[Records contained in a dataset]
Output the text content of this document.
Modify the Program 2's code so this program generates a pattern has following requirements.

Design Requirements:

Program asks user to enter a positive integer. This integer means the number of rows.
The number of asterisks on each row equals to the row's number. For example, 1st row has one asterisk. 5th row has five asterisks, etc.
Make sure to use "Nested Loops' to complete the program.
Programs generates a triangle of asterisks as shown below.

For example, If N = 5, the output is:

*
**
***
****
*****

What to produce:
Copy out every line that includes the word "number".

Response to this exercise:
Program asks user to enter a positive integer. This integer means the number of rows.
The number of asterisks on each row equals to the row's number. For example, 1st row has one asterisk. 5th row has five asterisks, etc.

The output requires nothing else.